● Task requirements:
Across all the lines below, how many contain the string "optuženi"? Please reply with the number only.

(Dataset rows)
···

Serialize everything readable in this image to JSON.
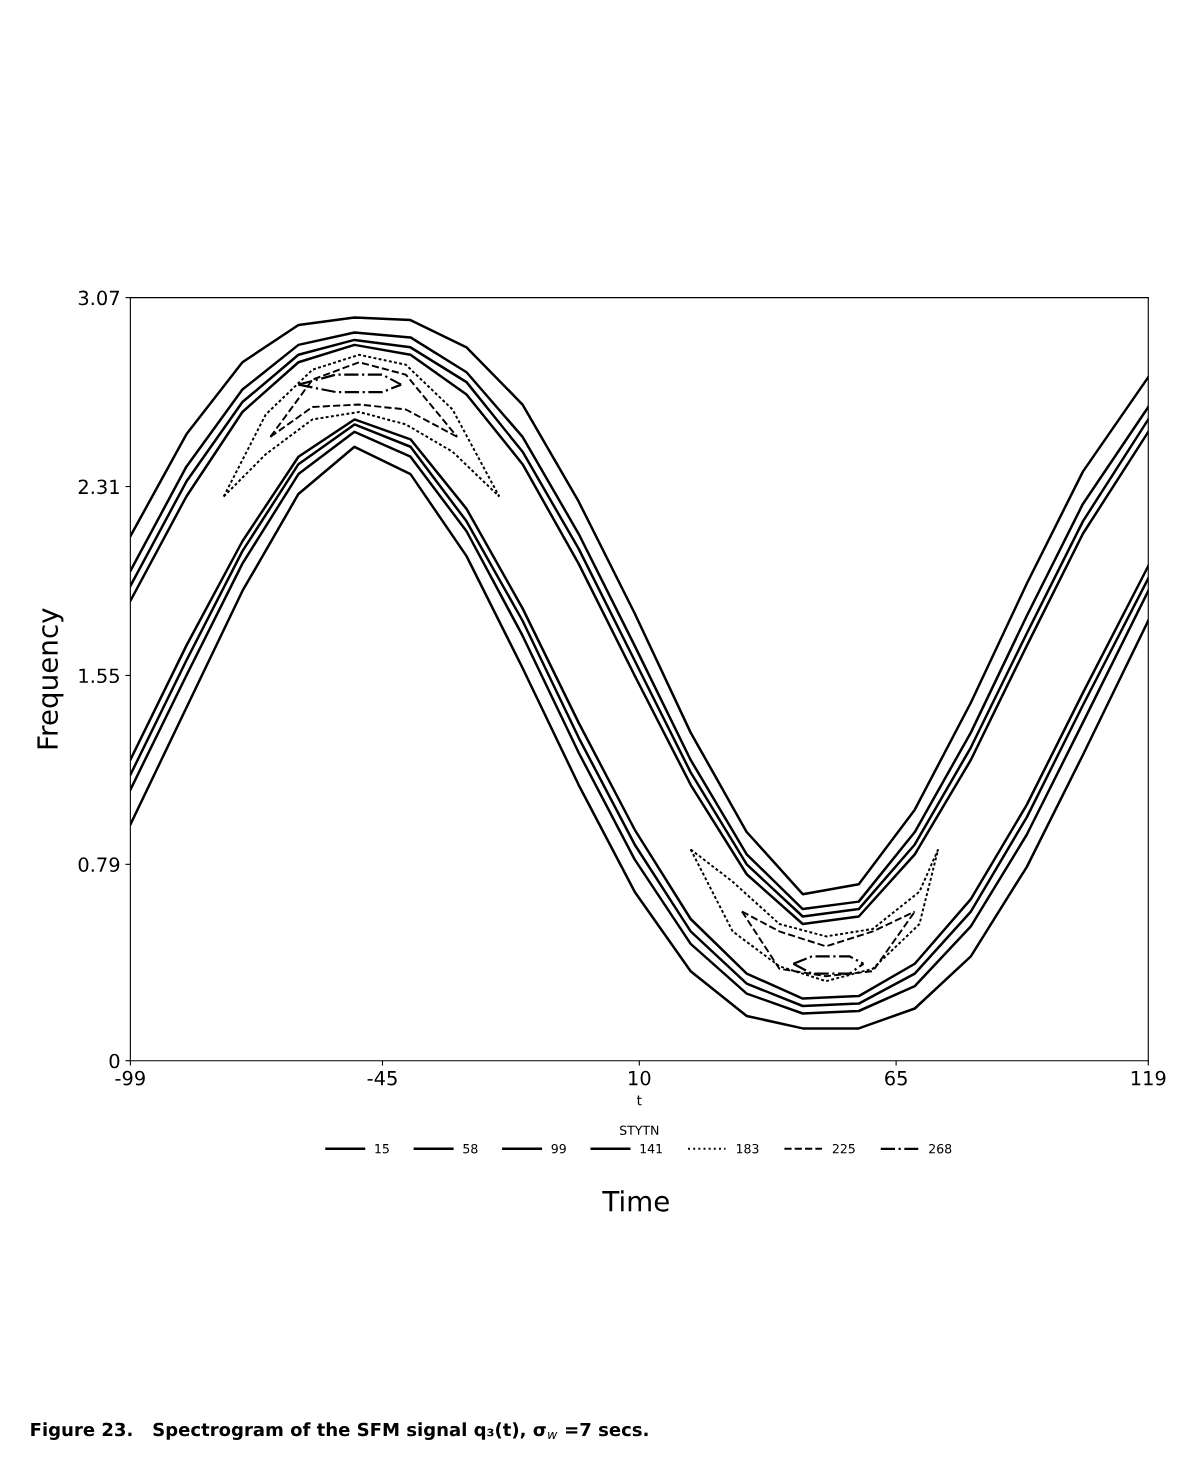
{
  "chart_data": {
    "type": "line",
    "ylabel": "Frequency",
    "xlabel": "t",
    "legend_title": "STYTN",
    "legend": "bottom",
    "grid": false,
    "xlim": [
      -99,
      119
    ],
    "xticks": [
      -99,
      -45,
      10,
      65,
      119
    ],
    "ylim": [
      0,
      3.07
    ],
    "yticks": [
      0,
      0.79,
      1.55,
      2.31,
      3.07
    ],
    "annotations": [
      "Time",
      "Figure 23.   Spectrogram of the SFM signal q₃(t), σ$_{w}$ =7 secs."
    ],
    "x": [
      -99,
      -87,
      -75,
      -63,
      -51,
      -39,
      -27,
      -15,
      -3,
      9,
      21,
      33,
      45,
      57,
      69,
      81,
      93,
      105,
      119
    ],
    "series": [
      {
        "name": "15",
        "color": "#000000",
        "line_style": "solid",
        "values": [
          2.11,
          2.52,
          2.81,
          2.96,
          2.99,
          2.98,
          2.87,
          2.64,
          2.25,
          1.8,
          1.32,
          0.92,
          0.67,
          0.71,
          1.01,
          1.44,
          1.92,
          2.37,
          2.75
        ]
      },
      {
        "color": "#000000",
        "line_style": "solid",
        "values": [
          0.95,
          1.42,
          1.89,
          2.28,
          2.47,
          2.36,
          2.03,
          1.58,
          1.11,
          0.68,
          0.36,
          0.18,
          0.13,
          0.13,
          0.21,
          0.42,
          0.78,
          1.23,
          1.77
        ]
      },
      {
        "name": "58",
        "color": "#000000",
        "line_style": "solid",
        "values": [
          1.97,
          2.39,
          2.7,
          2.88,
          2.93,
          2.91,
          2.77,
          2.51,
          2.12,
          1.67,
          1.21,
          0.83,
          0.61,
          0.64,
          0.92,
          1.32,
          1.79,
          2.24,
          2.63
        ]
      },
      {
        "color": "#000000",
        "line_style": "solid",
        "values": [
          1.09,
          1.55,
          2.0,
          2.36,
          2.53,
          2.43,
          2.13,
          1.71,
          1.24,
          0.81,
          0.47,
          0.27,
          0.19,
          0.2,
          0.3,
          0.54,
          0.91,
          1.36,
          1.89
        ]
      },
      {
        "name": "99",
        "color": "#000000",
        "line_style": "solid",
        "values": [
          1.91,
          2.33,
          2.65,
          2.84,
          2.9,
          2.87,
          2.73,
          2.45,
          2.06,
          1.61,
          1.16,
          0.79,
          0.58,
          0.61,
          0.87,
          1.26,
          1.72,
          2.17,
          2.58
        ]
      },
      {
        "color": "#000000",
        "line_style": "solid",
        "values": [
          1.15,
          1.61,
          2.05,
          2.4,
          2.56,
          2.47,
          2.17,
          1.77,
          1.3,
          0.87,
          0.52,
          0.31,
          0.22,
          0.23,
          0.35,
          0.6,
          0.98,
          1.43,
          1.94
        ]
      },
      {
        "name": "141",
        "color": "#000000",
        "line_style": "solid",
        "values": [
          1.85,
          2.27,
          2.61,
          2.81,
          2.88,
          2.84,
          2.68,
          2.4,
          2.0,
          1.55,
          1.11,
          0.75,
          0.55,
          0.58,
          0.83,
          1.21,
          1.67,
          2.12,
          2.53
        ]
      },
      {
        "color": "#000000",
        "line_style": "solid",
        "values": [
          1.21,
          1.67,
          2.09,
          2.43,
          2.58,
          2.5,
          2.22,
          1.82,
          1.36,
          0.93,
          0.57,
          0.35,
          0.25,
          0.26,
          0.39,
          0.65,
          1.03,
          1.48,
          1.99
        ]
      },
      {
        "name": "183",
        "color": "#000000",
        "line_style": "dotted",
        "x": [
          -79,
          -70,
          -60,
          -50,
          -40,
          -30,
          -20
        ],
        "values": [
          2.27,
          2.6,
          2.78,
          2.84,
          2.8,
          2.62,
          2.27
        ]
      },
      {
        "color": "#000000",
        "line_style": "dotted",
        "x": [
          -79,
          -70,
          -60,
          -50,
          -40,
          -30,
          -20
        ],
        "values": [
          2.27,
          2.44,
          2.58,
          2.61,
          2.56,
          2.45,
          2.27
        ]
      },
      {
        "color": "#000000",
        "line_style": "dotted",
        "x": [
          21,
          30,
          40,
          50,
          60,
          70,
          74
        ],
        "values": [
          0.85,
          0.72,
          0.55,
          0.5,
          0.53,
          0.68,
          0.85
        ]
      },
      {
        "color": "#000000",
        "line_style": "dotted",
        "x": [
          21,
          30,
          40,
          50,
          60,
          70,
          74
        ],
        "values": [
          0.85,
          0.52,
          0.38,
          0.32,
          0.37,
          0.55,
          0.85
        ]
      },
      {
        "name": "225",
        "color": "#000000",
        "line_style": "dashed",
        "x": [
          -69,
          -60,
          -50,
          -40,
          -29
        ],
        "values": [
          2.51,
          2.74,
          2.81,
          2.76,
          2.51
        ]
      },
      {
        "color": "#000000",
        "line_style": "dashed",
        "x": [
          -69,
          -60,
          -50,
          -40,
          -29
        ],
        "values": [
          2.51,
          2.63,
          2.64,
          2.62,
          2.51
        ]
      },
      {
        "color": "#000000",
        "line_style": "dashed",
        "x": [
          32,
          40,
          50,
          60,
          69
        ],
        "values": [
          0.6,
          0.52,
          0.46,
          0.52,
          0.6
        ]
      },
      {
        "color": "#000000",
        "line_style": "dashed",
        "x": [
          32,
          40,
          50,
          60,
          69
        ],
        "values": [
          0.6,
          0.37,
          0.34,
          0.36,
          0.6
        ]
      },
      {
        "name": "268",
        "color": "#000000",
        "line_style": "dashdot",
        "x": [
          -63,
          -55,
          -45,
          -41
        ],
        "values": [
          2.72,
          2.76,
          2.76,
          2.72
        ]
      },
      {
        "color": "#000000",
        "line_style": "dashdot",
        "x": [
          -63,
          -55,
          -45,
          -41
        ],
        "values": [
          2.72,
          2.69,
          2.69,
          2.72
        ]
      },
      {
        "color": "#000000",
        "line_style": "dashdot",
        "x": [
          43,
          47,
          55,
          58
        ],
        "values": [
          0.39,
          0.42,
          0.42,
          0.39
        ]
      },
      {
        "color": "#000000",
        "line_style": "dashdot",
        "x": [
          43,
          47,
          55,
          58
        ],
        "values": [
          0.39,
          0.35,
          0.35,
          0.39
        ]
      }
    ]
  }
}
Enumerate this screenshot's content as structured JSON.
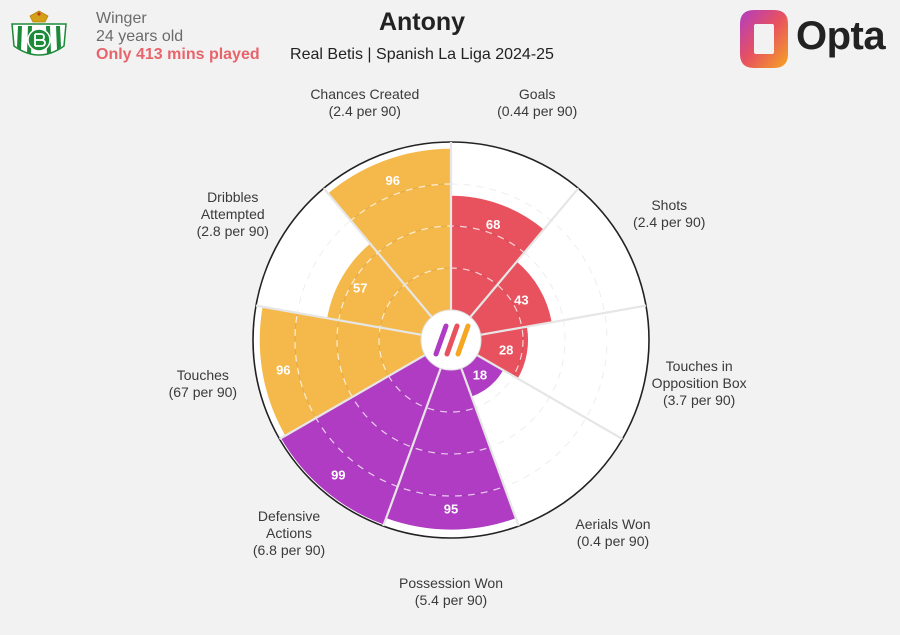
{
  "header": {
    "position": "Winger",
    "age": "24 years old",
    "minutes_warning": "Only 413 mins played",
    "title": "Antony",
    "subtitle": "Real Betis | Spanish La Liga 2024-25",
    "brand": "Opta"
  },
  "colors": {
    "background": "#f2f2f2",
    "attacking": "#e8525e",
    "creative": "#f5b94b",
    "defensive": "#b13cc4",
    "ring": "#dcdcdc"
  },
  "chart_data": {
    "type": "polar-bar",
    "scale": [
      0,
      100
    ],
    "segments": [
      {
        "metric": "Goals",
        "rate": "(0.44 per 90)",
        "value": 68,
        "group": "attacking"
      },
      {
        "metric": "Shots",
        "rate": "(2.4 per 90)",
        "value": 43,
        "group": "attacking"
      },
      {
        "metric": "Touches in Opposition Box",
        "line1": "Touches in",
        "line2": "Opposition Box",
        "rate": "(3.7 per 90)",
        "value": 28,
        "group": "attacking"
      },
      {
        "metric": "Aerials Won",
        "rate": "(0.4 per 90)",
        "value": 18,
        "group": "defensive"
      },
      {
        "metric": "Possession Won",
        "rate": "(5.4 per 90)",
        "value": 95,
        "group": "defensive"
      },
      {
        "metric": "Defensive Actions",
        "line1": "Defensive",
        "line2": "Actions",
        "rate": "(6.8 per 90)",
        "value": 99,
        "group": "defensive"
      },
      {
        "metric": "Touches",
        "rate": "(67 per 90)",
        "value": 96,
        "group": "creative"
      },
      {
        "metric": "Dribbles Attempted",
        "line1": "Dribbles",
        "line2": "Attempted",
        "rate": "(2.8 per 90)",
        "value": 57,
        "group": "creative"
      },
      {
        "metric": "Chances Created",
        "rate": "(2.4 per 90)",
        "value": 96,
        "group": "creative"
      }
    ]
  }
}
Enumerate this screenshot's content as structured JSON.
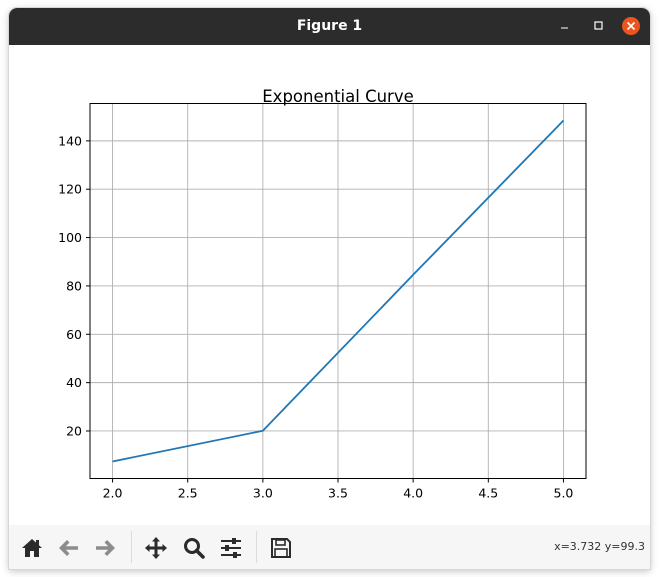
{
  "window": {
    "title": "Figure 1"
  },
  "colors": {
    "titlebar": "#2c2c2c",
    "close_button": "#e9541f",
    "line": "#1f77b4",
    "grid": "#b0b0b0",
    "toolbar_bg": "#f6f6f6"
  },
  "toolbar": {
    "buttons": [
      {
        "name": "home",
        "icon": "home-icon",
        "enabled": true
      },
      {
        "name": "back",
        "icon": "arrow-left-icon",
        "enabled": false
      },
      {
        "name": "forward",
        "icon": "arrow-right-icon",
        "enabled": false
      },
      {
        "name": "pan",
        "icon": "move-icon",
        "enabled": true
      },
      {
        "name": "zoom",
        "icon": "magnifier-icon",
        "enabled": true
      },
      {
        "name": "configure",
        "icon": "sliders-icon",
        "enabled": true
      },
      {
        "name": "save",
        "icon": "floppy-disk-icon",
        "enabled": true
      }
    ],
    "coordinates": "x=3.732 y=99.3"
  },
  "chart_data": {
    "type": "line",
    "title": "Exponential Curve",
    "xlabel": "",
    "ylabel": "",
    "x": [
      2.0,
      3.0,
      4.0,
      5.0
    ],
    "series": [
      {
        "values": [
          7.389,
          20.086,
          84.6,
          148.413
        ]
      }
    ],
    "xlim": [
      1.85,
      5.15
    ],
    "ylim": [
      0.34,
      155.46
    ],
    "xticks": [
      "2.0",
      "2.5",
      "3.0",
      "3.5",
      "4.0",
      "4.5",
      "5.0"
    ],
    "xtick_values": [
      2.0,
      2.5,
      3.0,
      3.5,
      4.0,
      4.5,
      5.0
    ],
    "yticks": [
      "20",
      "40",
      "60",
      "80",
      "100",
      "120",
      "140"
    ],
    "ytick_values": [
      20,
      40,
      60,
      80,
      100,
      120,
      140
    ],
    "grid": true,
    "legend": "none"
  }
}
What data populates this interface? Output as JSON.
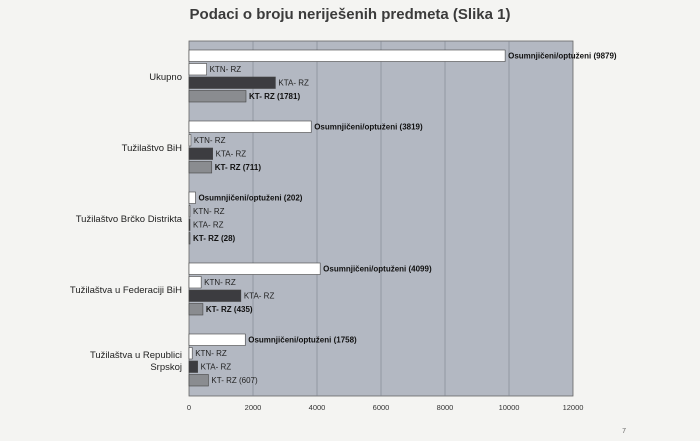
{
  "page_number": "7",
  "chart_data": {
    "type": "bar",
    "orientation": "horizontal",
    "title": "Podaci o broju neriješenih predmeta (Slika 1)",
    "xlim": [
      0,
      12000
    ],
    "x_ticks": [
      0,
      2000,
      4000,
      6000,
      8000,
      10000,
      12000
    ],
    "grid": true,
    "plot_background": "#b3b8c2",
    "categories": [
      {
        "name": "Ukupno",
        "bars": [
          {
            "label": "Osumnjičeni/optuženi (9879)",
            "value": 9879,
            "color": "#ffffff",
            "bold": true
          },
          {
            "label": "KTN- RZ",
            "value": 550,
            "color": "#ffffff",
            "bold": false
          },
          {
            "label": "KTA- RZ",
            "value": 2700,
            "color": "#3c3c40",
            "bold": false
          },
          {
            "label": "KT- RZ (1781)",
            "value": 1781,
            "color": "#8a8c90",
            "bold": true
          }
        ]
      },
      {
        "name": "Tužilaštvo BiH",
        "bars": [
          {
            "label": "Osumnjičeni/optuženi (3819)",
            "value": 3819,
            "color": "#ffffff",
            "bold": true
          },
          {
            "label": "KTN- RZ",
            "value": 60,
            "color": "#ffffff",
            "bold": false
          },
          {
            "label": "KTA- RZ",
            "value": 740,
            "color": "#3c3c40",
            "bold": false
          },
          {
            "label": "KT- RZ (711)",
            "value": 711,
            "color": "#8a8c90",
            "bold": true
          }
        ]
      },
      {
        "name": "Tužilaštvo Brčko Distrikta",
        "bars": [
          {
            "label": "Osumnjičeni/optuženi (202)",
            "value": 202,
            "color": "#ffffff",
            "bold": true
          },
          {
            "label": "KTN- RZ",
            "value": 10,
            "color": "#ffffff",
            "bold": false
          },
          {
            "label": "KTA- RZ",
            "value": 5,
            "color": "#3c3c40",
            "bold": false
          },
          {
            "label": "KT- RZ (28)",
            "value": 28,
            "color": "#8a8c90",
            "bold": true
          }
        ]
      },
      {
        "name": "Tužilaštva u Federaciji BiH",
        "bars": [
          {
            "label": "Osumnjičeni/optuženi (4099)",
            "value": 4099,
            "color": "#ffffff",
            "bold": true
          },
          {
            "label": "KTN- RZ",
            "value": 380,
            "color": "#ffffff",
            "bold": false
          },
          {
            "label": "KTA- RZ",
            "value": 1620,
            "color": "#3c3c40",
            "bold": false
          },
          {
            "label": "KT- RZ (435)",
            "value": 435,
            "color": "#8a8c90",
            "bold": true
          }
        ]
      },
      {
        "name": "Tužilaštva u Republici Srpskoj",
        "bars": [
          {
            "label": "Osumnjičeni/optuženi (1758)",
            "value": 1758,
            "color": "#ffffff",
            "bold": true
          },
          {
            "label": "KTN- RZ",
            "value": 100,
            "color": "#ffffff",
            "bold": false
          },
          {
            "label": "KTA- RZ",
            "value": 270,
            "color": "#3c3c40",
            "bold": false
          },
          {
            "label": "KT- RZ (607)",
            "value": 607,
            "color": "#8a8c90",
            "bold": false
          }
        ]
      }
    ]
  }
}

···

● Output of the task:
5